Exercise brief:
Type the records out again in full, exactly.

###

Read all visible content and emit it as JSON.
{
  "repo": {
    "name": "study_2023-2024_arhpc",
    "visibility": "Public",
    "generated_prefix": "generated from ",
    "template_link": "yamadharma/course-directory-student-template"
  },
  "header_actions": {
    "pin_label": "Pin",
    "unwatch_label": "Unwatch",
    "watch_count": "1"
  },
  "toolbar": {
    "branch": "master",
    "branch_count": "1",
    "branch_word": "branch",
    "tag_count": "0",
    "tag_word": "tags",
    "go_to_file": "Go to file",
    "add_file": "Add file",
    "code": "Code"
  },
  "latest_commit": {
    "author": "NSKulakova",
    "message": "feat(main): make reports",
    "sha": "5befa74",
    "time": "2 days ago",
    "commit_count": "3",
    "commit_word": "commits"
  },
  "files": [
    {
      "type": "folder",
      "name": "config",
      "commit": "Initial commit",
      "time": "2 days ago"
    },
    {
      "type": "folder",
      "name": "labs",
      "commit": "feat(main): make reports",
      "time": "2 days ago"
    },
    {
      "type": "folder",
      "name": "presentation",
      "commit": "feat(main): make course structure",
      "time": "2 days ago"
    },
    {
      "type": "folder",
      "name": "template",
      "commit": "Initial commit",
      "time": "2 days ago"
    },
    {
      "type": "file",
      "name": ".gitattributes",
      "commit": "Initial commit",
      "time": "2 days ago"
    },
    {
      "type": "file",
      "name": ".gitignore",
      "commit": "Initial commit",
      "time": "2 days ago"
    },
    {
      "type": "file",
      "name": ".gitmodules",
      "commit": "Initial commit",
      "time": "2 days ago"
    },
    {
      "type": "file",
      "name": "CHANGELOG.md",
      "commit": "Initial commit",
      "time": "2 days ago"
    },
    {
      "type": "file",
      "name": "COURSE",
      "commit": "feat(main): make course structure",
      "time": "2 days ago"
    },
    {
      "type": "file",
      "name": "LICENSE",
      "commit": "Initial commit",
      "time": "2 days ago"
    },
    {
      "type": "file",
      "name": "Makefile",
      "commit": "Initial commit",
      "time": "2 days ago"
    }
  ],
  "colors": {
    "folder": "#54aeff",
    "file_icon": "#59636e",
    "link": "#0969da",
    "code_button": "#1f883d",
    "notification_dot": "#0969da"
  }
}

###

Full response:
Read all visible content and emit it as JSON.
{
  "repo": {
    "name": "study_2023-2024_arhpc",
    "visibility": "Public",
    "generated_prefix": "generated from ",
    "template_link": "yamadharma/course-directory-student-template"
  },
  "header_actions": {
    "pin_label": "Pin",
    "unwatch_label": "Unwatch",
    "watch_count": "1"
  },
  "toolbar": {
    "branch": "master",
    "branch_count": "1",
    "branch_word": "branch",
    "tag_count": "0",
    "tag_word": "tags",
    "go_to_file": "Go to file",
    "add_file": "Add file",
    "code": "Code"
  },
  "latest_commit": {
    "author": "NSKulakova",
    "message": "feat(main): make reports",
    "sha": "5befa74",
    "time": "2 days ago",
    "commit_count": "3",
    "commit_word": "commits"
  },
  "files": [
    {
      "type": "folder",
      "name": "config",
      "commit": "Initial commit",
      "time": "2 days ago"
    },
    {
      "type": "folder",
      "name": "labs",
      "commit": "feat(main): make reports",
      "time": "2 days ago"
    },
    {
      "type": "folder",
      "name": "presentation",
      "commit": "feat(main): make course structure",
      "time": "2 days ago"
    },
    {
      "type": "folder",
      "name": "template",
      "commit": "Initial commit",
      "time": "2 days ago"
    },
    {
      "type": "file",
      "name": ".gitattributes",
      "commit": "Initial commit",
      "time": "2 days ago"
    },
    {
      "type": "file",
      "name": ".gitignore",
      "commit": "Initial commit",
      "time": "2 days ago"
    },
    {
      "type": "file",
      "name": ".gitmodules",
      "commit": "Initial commit",
      "time": "2 days ago"
    },
    {
      "type": "file",
      "name": "CHANGELOG.md",
      "commit": "Initial commit",
      "time": "2 days ago"
    },
    {
      "type": "file",
      "name": "COURSE",
      "commit": "feat(main): make course structure",
      "time": "2 days ago"
    },
    {
      "type": "file",
      "name": "LICENSE",
      "commit": "Initial commit",
      "time": "2 days ago"
    },
    {
      "type": "file",
      "name": "Makefile",
      "commit": "Initial commit",
      "time": "2 days ago"
    }
  ],
  "colors": {
    "folder": "#54aeff",
    "file_icon": "#59636e",
    "link": "#0969da",
    "code_button": "#1f883d",
    "notification_dot": "#0969da"
  }
}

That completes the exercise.